_EXERCISE OBJECTIVE_. Check every line below for the word "Computation" and copy each one that has it.
────────────────────────────────────────
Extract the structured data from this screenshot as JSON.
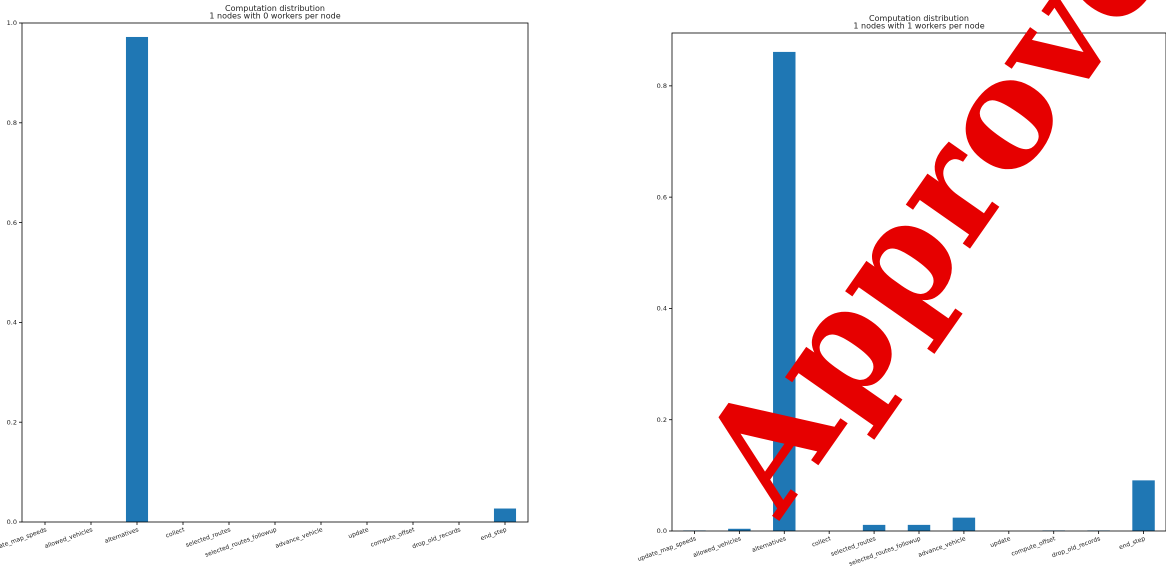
{
  "chart_data": [
    {
      "type": "bar",
      "title": "Computation distribution\n1 nodes with 0 workers per node",
      "categories": [
        "update_map_speeds",
        "allowed_vehicles",
        "alternatives",
        "collect",
        "selected_routes",
        "selected_routes_followup",
        "advance_vehicle",
        "update",
        "compute_offset",
        "drop_old_records",
        "end_step"
      ],
      "values": [
        0.0,
        0.0,
        0.972,
        0.0,
        0.0,
        0.0,
        0.0,
        0.0,
        0.0,
        0.0,
        0.027
      ],
      "ylim": [
        0,
        1.0
      ],
      "yticks": [
        "0.0",
        "0.2",
        "0.4",
        "0.6",
        "0.8",
        "1.0"
      ],
      "color": "#1f77b4",
      "grid": false
    },
    {
      "type": "bar",
      "title": "Computation distribution\n1 nodes with 1 workers per node",
      "categories": [
        "update_map_speeds",
        "allowed_vehicles",
        "alternatives",
        "collect",
        "selected_routes",
        "selected_routes_followup",
        "advance_vehicle",
        "update",
        "compute_offset",
        "drop_old_records",
        "end_step"
      ],
      "values": [
        0.001,
        0.004,
        0.861,
        0.0,
        0.011,
        0.011,
        0.024,
        0.0,
        0.001,
        0.001,
        0.091
      ],
      "ylim": [
        0,
        0.895
      ],
      "yticks": [
        "0.0",
        "0.2",
        "0.4",
        "0.6",
        "0.8"
      ],
      "color": "#1f77b4",
      "grid": false
    }
  ],
  "watermark": {
    "text": "Approved by the R",
    "color": "#e60000"
  }
}
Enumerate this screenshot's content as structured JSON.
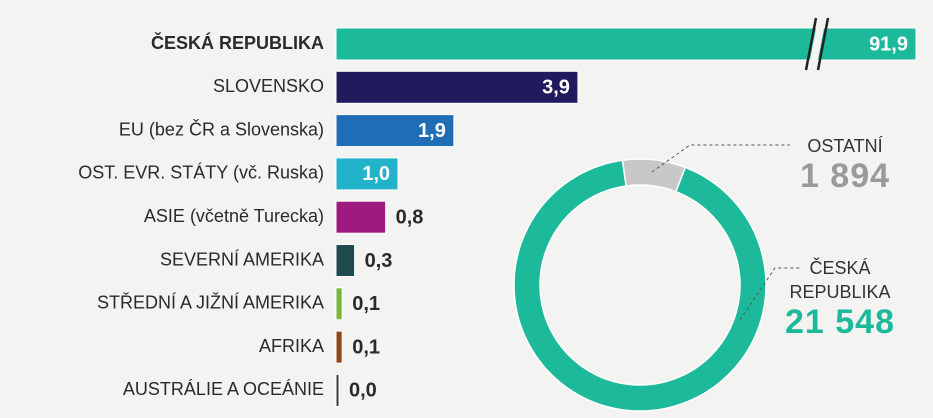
{
  "chart_data": [
    {
      "type": "bar",
      "categories": [
        "ČESKÁ REPUBLIKA",
        "SLOVENSKO",
        "EU (bez ČR a Slovenska)",
        "OST. EVR. STÁTY (vč. Ruska)",
        "ASIE (včetně Turecka)",
        "SEVERNÍ AMERIKA",
        "STŘEDNÍ A JIŽNÍ AMERIKA",
        "AFRIKA",
        "AUSTRÁLIE A OCEÁNIE"
      ],
      "values": [
        91.9,
        3.9,
        1.9,
        1.0,
        0.8,
        0.3,
        0.1,
        0.1,
        0.0
      ],
      "value_labels": [
        "91,9",
        "3,9",
        "1,9",
        "1,0",
        "0,8",
        "0,3",
        "0,1",
        "0,1",
        "0,0"
      ],
      "colors": [
        "#1db99b",
        "#211a5c",
        "#1f6db5",
        "#22b3cb",
        "#9e1a7e",
        "#1e4a4e",
        "#7ab63b",
        "#8a4a1c",
        "#3a3a3a"
      ],
      "xlim": [
        0,
        9.35
      ],
      "axis_break": true
    },
    {
      "type": "donut",
      "categories": [
        "OSTATNÍ",
        "ČESKÁ REPUBLIKA"
      ],
      "values": [
        1894,
        21548
      ],
      "value_labels": [
        "1 894",
        "21 548"
      ],
      "colors": [
        "#c8c8c8",
        "#1db99b"
      ]
    }
  ]
}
────────────────────────────────────────
_SOLUTION_.
      "title": "Computation distribution\n1 nodes with 0 workers per node",
      "title": "Computation distribution\n1 nodes with 1 workers per node",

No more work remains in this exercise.